--- Exercise ---
Copy each line where the word "this" occurs.

--- Data records ---
---
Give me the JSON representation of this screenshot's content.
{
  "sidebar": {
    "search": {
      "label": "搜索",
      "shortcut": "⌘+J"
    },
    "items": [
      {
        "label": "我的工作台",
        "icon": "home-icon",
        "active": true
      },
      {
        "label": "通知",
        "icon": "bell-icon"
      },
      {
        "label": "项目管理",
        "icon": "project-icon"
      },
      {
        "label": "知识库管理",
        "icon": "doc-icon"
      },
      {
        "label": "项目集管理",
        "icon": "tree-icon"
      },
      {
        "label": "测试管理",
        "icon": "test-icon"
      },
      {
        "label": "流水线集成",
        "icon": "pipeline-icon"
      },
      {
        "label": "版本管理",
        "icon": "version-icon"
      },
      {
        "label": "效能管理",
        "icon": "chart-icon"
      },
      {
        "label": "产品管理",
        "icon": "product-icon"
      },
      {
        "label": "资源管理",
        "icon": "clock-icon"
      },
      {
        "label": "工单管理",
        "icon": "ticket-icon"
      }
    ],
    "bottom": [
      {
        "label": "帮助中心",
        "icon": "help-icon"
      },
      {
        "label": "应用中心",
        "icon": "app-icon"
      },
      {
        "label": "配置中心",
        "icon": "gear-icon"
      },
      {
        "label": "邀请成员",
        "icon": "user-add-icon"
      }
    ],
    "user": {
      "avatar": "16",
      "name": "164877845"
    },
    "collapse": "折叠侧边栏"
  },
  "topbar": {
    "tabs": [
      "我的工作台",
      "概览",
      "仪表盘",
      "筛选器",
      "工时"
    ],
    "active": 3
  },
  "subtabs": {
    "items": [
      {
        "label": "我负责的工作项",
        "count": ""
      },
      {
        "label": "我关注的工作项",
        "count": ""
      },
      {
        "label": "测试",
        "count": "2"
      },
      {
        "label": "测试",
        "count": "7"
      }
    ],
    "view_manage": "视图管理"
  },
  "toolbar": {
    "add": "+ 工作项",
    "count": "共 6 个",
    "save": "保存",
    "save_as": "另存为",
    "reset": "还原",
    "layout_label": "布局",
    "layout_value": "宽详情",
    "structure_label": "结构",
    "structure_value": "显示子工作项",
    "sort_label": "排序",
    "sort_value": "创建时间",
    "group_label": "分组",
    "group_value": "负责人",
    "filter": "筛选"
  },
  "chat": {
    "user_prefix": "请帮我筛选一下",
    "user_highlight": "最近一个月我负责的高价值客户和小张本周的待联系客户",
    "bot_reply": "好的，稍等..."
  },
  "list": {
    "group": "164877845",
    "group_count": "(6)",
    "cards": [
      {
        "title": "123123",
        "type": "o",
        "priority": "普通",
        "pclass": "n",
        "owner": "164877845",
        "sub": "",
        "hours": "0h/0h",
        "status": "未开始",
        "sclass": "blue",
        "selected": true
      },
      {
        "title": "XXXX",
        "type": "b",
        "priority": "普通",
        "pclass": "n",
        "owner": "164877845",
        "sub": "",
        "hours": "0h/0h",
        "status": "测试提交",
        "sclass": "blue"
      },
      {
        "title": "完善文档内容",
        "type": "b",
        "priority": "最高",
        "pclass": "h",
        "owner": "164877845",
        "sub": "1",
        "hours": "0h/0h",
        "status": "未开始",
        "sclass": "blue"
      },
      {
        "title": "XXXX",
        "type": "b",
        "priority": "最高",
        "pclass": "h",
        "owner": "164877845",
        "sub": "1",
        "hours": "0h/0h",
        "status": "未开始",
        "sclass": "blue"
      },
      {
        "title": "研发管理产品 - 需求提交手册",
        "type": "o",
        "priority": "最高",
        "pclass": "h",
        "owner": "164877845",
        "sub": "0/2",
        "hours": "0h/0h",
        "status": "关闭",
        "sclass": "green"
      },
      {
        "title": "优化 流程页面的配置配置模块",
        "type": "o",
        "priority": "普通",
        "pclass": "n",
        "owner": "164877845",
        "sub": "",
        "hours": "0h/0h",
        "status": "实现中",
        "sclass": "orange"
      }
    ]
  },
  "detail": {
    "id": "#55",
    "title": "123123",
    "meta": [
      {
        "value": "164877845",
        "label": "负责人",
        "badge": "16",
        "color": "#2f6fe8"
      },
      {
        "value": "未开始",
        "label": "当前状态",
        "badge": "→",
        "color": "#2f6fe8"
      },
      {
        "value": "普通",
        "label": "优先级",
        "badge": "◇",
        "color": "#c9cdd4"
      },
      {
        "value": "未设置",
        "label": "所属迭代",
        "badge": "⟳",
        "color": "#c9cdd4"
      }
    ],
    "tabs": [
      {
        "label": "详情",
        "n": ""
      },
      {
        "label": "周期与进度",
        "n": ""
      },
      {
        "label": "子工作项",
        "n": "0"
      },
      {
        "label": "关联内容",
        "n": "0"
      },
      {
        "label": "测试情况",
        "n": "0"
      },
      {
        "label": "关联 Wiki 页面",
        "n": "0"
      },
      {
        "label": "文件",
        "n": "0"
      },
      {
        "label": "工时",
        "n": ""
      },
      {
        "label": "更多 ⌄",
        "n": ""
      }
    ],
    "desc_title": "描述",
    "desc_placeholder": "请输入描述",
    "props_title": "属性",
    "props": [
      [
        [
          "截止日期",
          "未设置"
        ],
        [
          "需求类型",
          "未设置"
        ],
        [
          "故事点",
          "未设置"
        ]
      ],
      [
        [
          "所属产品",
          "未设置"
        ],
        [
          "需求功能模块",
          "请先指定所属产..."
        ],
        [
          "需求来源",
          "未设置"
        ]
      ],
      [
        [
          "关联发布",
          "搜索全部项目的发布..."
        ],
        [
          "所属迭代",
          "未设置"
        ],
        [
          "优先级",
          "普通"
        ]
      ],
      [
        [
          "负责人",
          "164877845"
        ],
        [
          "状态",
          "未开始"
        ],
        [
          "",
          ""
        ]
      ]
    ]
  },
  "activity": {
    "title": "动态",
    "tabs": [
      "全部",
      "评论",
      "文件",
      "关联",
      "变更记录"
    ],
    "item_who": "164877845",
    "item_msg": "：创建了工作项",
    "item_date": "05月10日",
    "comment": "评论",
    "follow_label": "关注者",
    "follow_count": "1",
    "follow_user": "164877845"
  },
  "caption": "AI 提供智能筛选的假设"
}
---
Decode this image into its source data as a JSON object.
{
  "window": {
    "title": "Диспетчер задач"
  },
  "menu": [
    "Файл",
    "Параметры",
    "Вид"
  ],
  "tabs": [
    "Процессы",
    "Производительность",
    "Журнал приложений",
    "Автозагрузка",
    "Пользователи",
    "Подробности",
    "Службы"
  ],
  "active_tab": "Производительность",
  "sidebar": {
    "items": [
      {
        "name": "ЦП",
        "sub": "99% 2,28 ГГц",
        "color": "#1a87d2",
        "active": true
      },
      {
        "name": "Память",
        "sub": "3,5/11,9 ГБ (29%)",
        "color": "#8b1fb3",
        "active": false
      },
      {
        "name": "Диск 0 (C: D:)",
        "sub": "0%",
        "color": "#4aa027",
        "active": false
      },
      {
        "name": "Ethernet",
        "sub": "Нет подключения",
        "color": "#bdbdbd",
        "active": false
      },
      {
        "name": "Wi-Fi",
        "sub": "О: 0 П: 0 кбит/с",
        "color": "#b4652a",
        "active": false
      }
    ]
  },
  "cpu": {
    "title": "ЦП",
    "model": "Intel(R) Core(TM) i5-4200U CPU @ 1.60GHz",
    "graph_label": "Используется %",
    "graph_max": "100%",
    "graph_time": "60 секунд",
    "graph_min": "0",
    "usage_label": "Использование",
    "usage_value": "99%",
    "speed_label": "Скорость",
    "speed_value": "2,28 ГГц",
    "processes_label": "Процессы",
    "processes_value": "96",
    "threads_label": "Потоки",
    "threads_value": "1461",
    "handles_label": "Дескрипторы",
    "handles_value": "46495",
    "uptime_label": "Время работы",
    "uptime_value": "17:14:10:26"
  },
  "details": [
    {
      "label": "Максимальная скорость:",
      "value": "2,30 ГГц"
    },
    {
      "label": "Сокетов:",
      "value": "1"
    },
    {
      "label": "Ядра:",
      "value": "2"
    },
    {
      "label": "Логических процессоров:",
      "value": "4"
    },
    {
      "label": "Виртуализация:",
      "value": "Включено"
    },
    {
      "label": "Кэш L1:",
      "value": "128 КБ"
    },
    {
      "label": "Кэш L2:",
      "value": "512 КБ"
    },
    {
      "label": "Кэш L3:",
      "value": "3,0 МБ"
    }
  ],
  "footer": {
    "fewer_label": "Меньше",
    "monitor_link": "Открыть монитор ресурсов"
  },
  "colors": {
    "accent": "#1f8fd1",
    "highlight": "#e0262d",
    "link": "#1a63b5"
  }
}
---
--- Problem solution ---
Give me the JSON representation of this screenshot's content.
Decode this image into its source data as a JSON object.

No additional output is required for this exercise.